→ Figure contents as structured data
====

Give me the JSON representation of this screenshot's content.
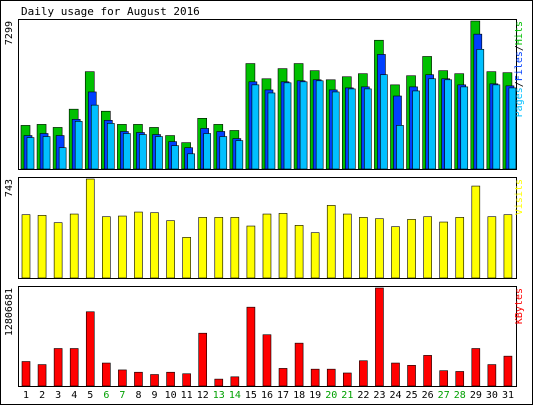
{
  "title": "Daily usage for August 2016",
  "colors": {
    "background": "#ffffff",
    "panel_border": "#000000",
    "hits": "#00c000",
    "files": "#0040ff",
    "pages": "#00c0ff",
    "visits": "#ffff00",
    "kbytes": "#ff0000",
    "day_weekday": "#000000",
    "day_weekend": "#00a000"
  },
  "chart_data": [
    {
      "type": "bar",
      "title": "Daily usage for August 2016",
      "ylabel_parts": [
        {
          "text": "Pages",
          "color": "#00c0ff"
        },
        {
          "text": "/",
          "color": "#000000"
        },
        {
          "text": "Files",
          "color": "#0040ff"
        },
        {
          "text": "/",
          "color": "#000000"
        },
        {
          "text": "Hits",
          "color": "#00c000"
        }
      ],
      "ymax_label": "7299",
      "ylim": [
        0,
        7299
      ],
      "categories": [
        "1",
        "2",
        "3",
        "4",
        "5",
        "6",
        "7",
        "8",
        "9",
        "10",
        "11",
        "12",
        "13",
        "14",
        "15",
        "16",
        "17",
        "18",
        "19",
        "20",
        "21",
        "22",
        "23",
        "24",
        "25",
        "26",
        "27",
        "28",
        "29",
        "30",
        "31"
      ],
      "weekend_days": [
        "6",
        "7",
        "13",
        "14",
        "20",
        "21",
        "27",
        "28"
      ],
      "series": [
        {
          "name": "Hits",
          "color": "#00c000",
          "values": [
            2150,
            2200,
            2050,
            2950,
            4800,
            2850,
            2200,
            2200,
            2050,
            1650,
            1300,
            2500,
            2200,
            1900,
            5200,
            4450,
            4950,
            5200,
            4850,
            4400,
            4550,
            4700,
            6350,
            4150,
            4600,
            5550,
            4850,
            4700,
            7299,
            4800,
            4750
          ]
        },
        {
          "name": "Files",
          "color": "#0040ff",
          "values": [
            1650,
            1750,
            1650,
            2450,
            3800,
            2400,
            1850,
            1800,
            1700,
            1350,
            1050,
            2000,
            1850,
            1500,
            4300,
            3900,
            4300,
            4350,
            4400,
            3900,
            4000,
            4050,
            5650,
            3600,
            4050,
            4650,
            4450,
            4150,
            6650,
            4200,
            4100
          ]
        },
        {
          "name": "Pages",
          "color": "#00c0ff",
          "values": [
            1550,
            1600,
            1050,
            2350,
            3150,
            2250,
            1750,
            1700,
            1600,
            1150,
            750,
            1750,
            1600,
            1400,
            4150,
            3750,
            4250,
            4300,
            4350,
            3800,
            3950,
            3950,
            4650,
            2150,
            3850,
            4450,
            4400,
            4050,
            5900,
            4150,
            4000
          ]
        }
      ]
    },
    {
      "type": "bar",
      "ylabel": "Visits",
      "ymax_label": "743",
      "ylim": [
        0,
        743
      ],
      "series": [
        {
          "name": "Visits",
          "color": "#ffff00",
          "values": [
            475,
            470,
            415,
            480,
            743,
            460,
            465,
            495,
            490,
            430,
            305,
            455,
            455,
            455,
            390,
            480,
            485,
            395,
            340,
            545,
            480,
            455,
            445,
            385,
            440,
            460,
            420,
            455,
            690,
            460,
            475
          ]
        }
      ]
    },
    {
      "type": "bar",
      "ylabel": "KBytes",
      "ymax_label": "12806681",
      "ylim": [
        0,
        12806681
      ],
      "series": [
        {
          "name": "KBytes",
          "color": "#ff0000",
          "values": [
            3200000,
            2800000,
            4900000,
            4900000,
            9700000,
            3000000,
            2100000,
            1800000,
            1500000,
            1800000,
            1600000,
            6900000,
            900000,
            1200000,
            10300000,
            6700000,
            2300000,
            5600000,
            2200000,
            2200000,
            1700000,
            3300000,
            12806681,
            3000000,
            2700000,
            4000000,
            2000000,
            1900000,
            4900000,
            2800000,
            3900000
          ]
        }
      ]
    }
  ]
}
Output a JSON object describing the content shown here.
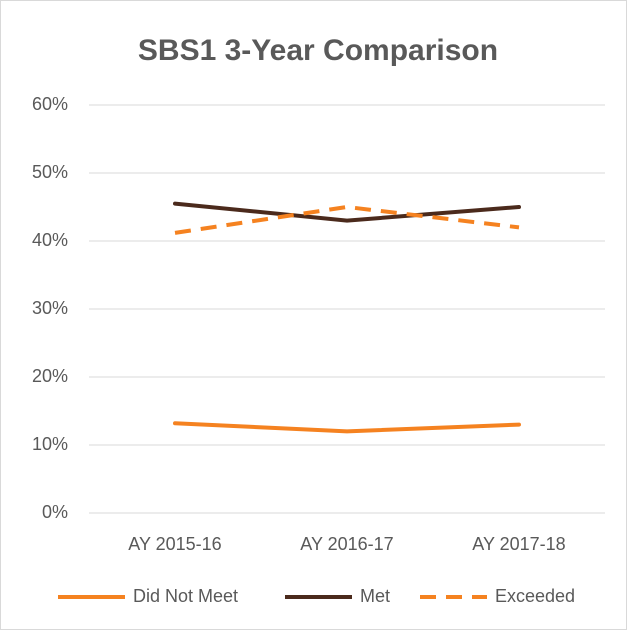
{
  "chart_data": {
    "type": "line",
    "title": "SBS1 3-Year Comparison",
    "categories": [
      "AY 2015-16",
      "AY 2016-17",
      "AY 2017-18"
    ],
    "series": [
      {
        "name": "Did Not Meet",
        "color": "#f58220",
        "dash": false,
        "values": [
          13.2,
          12,
          13
        ]
      },
      {
        "name": "Met",
        "color": "#4b2a1c",
        "dash": false,
        "values": [
          45.5,
          43,
          45
        ]
      },
      {
        "name": "Exceeded",
        "color": "#f58220",
        "dash": true,
        "values": [
          41.2,
          45,
          42
        ]
      }
    ],
    "ylim": [
      0,
      60
    ],
    "yticks": [
      {
        "value": 0,
        "label": "0%"
      },
      {
        "value": 10,
        "label": "10%"
      },
      {
        "value": 20,
        "label": "20%"
      },
      {
        "value": 30,
        "label": "30%"
      },
      {
        "value": 40,
        "label": "40%"
      },
      {
        "value": 50,
        "label": "50%"
      },
      {
        "value": 60,
        "label": "60%"
      }
    ],
    "grid": true,
    "legend": "bottom"
  }
}
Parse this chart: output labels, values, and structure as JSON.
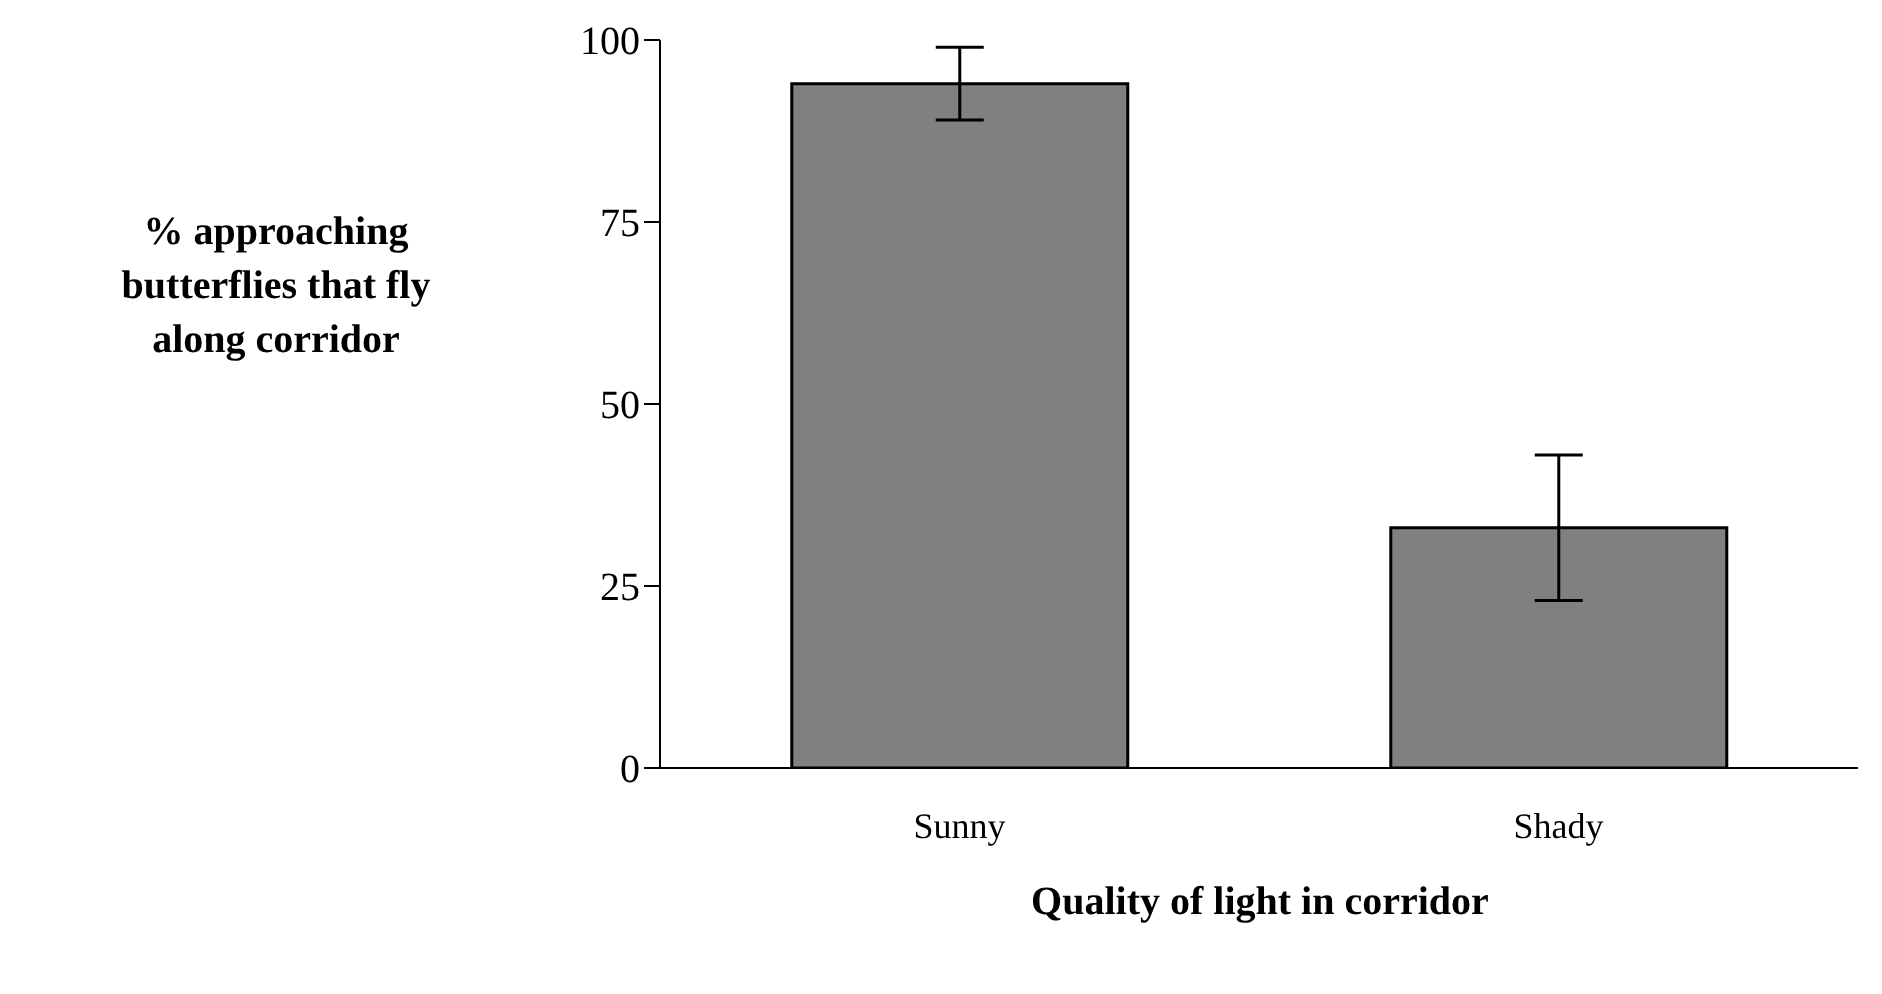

====

Each entry must be retyped word for word, with every image omitted.

Give me the JSON representation of this screenshot's content.
{
  "title": "Daily usage for August 2016",
  "colors": {
    "background": "#ffffff",
    "panel_border": "#000000",
    "hits": "#00c000",
    "files": "#0040ff",
    "pages": "#00c0ff",
    "visits": "#ffff00",
    "kbytes": "#ff0000",
    "day_weekday": "#000000",
    "day_weekend": "#00a000"
  },
  "chart_data": [
    {
      "type": "bar",
      "title": "Daily usage for August 2016",
      "ylabel_parts": [
        {
          "text": "Pages",
          "color": "#00c0ff"
        },
        {
          "text": "/",
          "color": "#000000"
        },
        {
          "text": "Files",
          "color": "#0040ff"
        },
        {
          "text": "/",
          "color": "#000000"
        },
        {
          "text": "Hits",
          "color": "#00c000"
        }
      ],
      "ymax_label": "7299",
      "ylim": [
        0,
        7299
      ],
      "categories": [
        "1",
        "2",
        "3",
        "4",
        "5",
        "6",
        "7",
        "8",
        "9",
        "10",
        "11",
        "12",
        "13",
        "14",
        "15",
        "16",
        "17",
        "18",
        "19",
        "20",
        "21",
        "22",
        "23",
        "24",
        "25",
        "26",
        "27",
        "28",
        "29",
        "30",
        "31"
      ],
      "weekend_days": [
        "6",
        "7",
        "13",
        "14",
        "20",
        "21",
        "27",
        "28"
      ],
      "series": [
        {
          "name": "Hits",
          "color": "#00c000",
          "values": [
            2150,
            2200,
            2050,
            2950,
            4800,
            2850,
            2200,
            2200,
            2050,
            1650,
            1300,
            2500,
            2200,
            1900,
            5200,
            4450,
            4950,
            5200,
            4850,
            4400,
            4550,
            4700,
            6350,
            4150,
            4600,
            5550,
            4850,
            4700,
            7299,
            4800,
            4750
          ]
        },
        {
          "name": "Files",
          "color": "#0040ff",
          "values": [
            1650,
            1750,
            1650,
            2450,
            3800,
            2400,
            1850,
            1800,
            1700,
            1350,
            1050,
            2000,
            1850,
            1500,
            4300,
            3900,
            4300,
            4350,
            4400,
            3900,
            4000,
            4050,
            5650,
            3600,
            4050,
            4650,
            4450,
            4150,
            6650,
            4200,
            4100
          ]
        },
        {
          "name": "Pages",
          "color": "#00c0ff",
          "values": [
            1550,
            1600,
            1050,
            2350,
            3150,
            2250,
            1750,
            1700,
            1600,
            1150,
            750,
            1750,
            1600,
            1400,
            4150,
            3750,
            4250,
            4300,
            4350,
            3800,
            3950,
            3950,
            4650,
            2150,
            3850,
            4450,
            4400,
            4050,
            5900,
            4150,
            4000
          ]
        }
      ]
    },
    {
      "type": "bar",
      "ylabel": "Visits",
      "ymax_label": "743",
      "ylim": [
        0,
        743
      ],
      "series": [
        {
          "name": "Visits",
          "color": "#ffff00",
          "values": [
            475,
            470,
            415,
            480,
            743,
            460,
            465,
            495,
            490,
            430,
            305,
            455,
            455,
            455,
            390,
            480,
            485,
            395,
            340,
            545,
            480,
            455,
            445,
            385,
            440,
            460,
            420,
            455,
            690,
            460,
            475
          ]
        }
      ]
    },
    {
      "type": "bar",
      "ylabel": "KBytes",
      "ymax_label": "12806681",
      "ylim": [
        0,
        12806681
      ],
      "series": [
        {
          "name": "KBytes",
          "color": "#ff0000",
          "values": [
            3200000,
            2800000,
            4900000,
            4900000,
            9700000,
            3000000,
            2100000,
            1800000,
            1500000,
            1800000,
            1600000,
            6900000,
            900000,
            1200000,
            10300000,
            6700000,
            2300000,
            5600000,
            2200000,
            2200000,
            1700000,
            3300000,
            12806681,
            3000000,
            2700000,
            4000000,
            2000000,
            1900000,
            4900000,
            2800000,
            3900000
          ]
        }
      ]
    }
  ]
}
Output a JSON object describing the content shown here.
{
  "chart_data": {
    "type": "line",
    "title": "SBS1 3-Year Comparison",
    "categories": [
      "AY 2015-16",
      "AY 2016-17",
      "AY 2017-18"
    ],
    "series": [
      {
        "name": "Did Not Meet",
        "color": "#f58220",
        "dash": false,
        "values": [
          13.2,
          12,
          13
        ]
      },
      {
        "name": "Met",
        "color": "#4b2a1c",
        "dash": false,
        "values": [
          45.5,
          43,
          45
        ]
      },
      {
        "name": "Exceeded",
        "color": "#f58220",
        "dash": true,
        "values": [
          41.2,
          45,
          42
        ]
      }
    ],
    "ylim": [
      0,
      60
    ],
    "yticks": [
      {
        "value": 0,
        "label": "0%"
      },
      {
        "value": 10,
        "label": "10%"
      },
      {
        "value": 20,
        "label": "20%"
      },
      {
        "value": 30,
        "label": "30%"
      },
      {
        "value": 40,
        "label": "40%"
      },
      {
        "value": 50,
        "label": "50%"
      },
      {
        "value": 60,
        "label": "60%"
      }
    ],
    "grid": true,
    "legend": "bottom"
  }
}
Parse this chart: output labels, values, and structure as JSON.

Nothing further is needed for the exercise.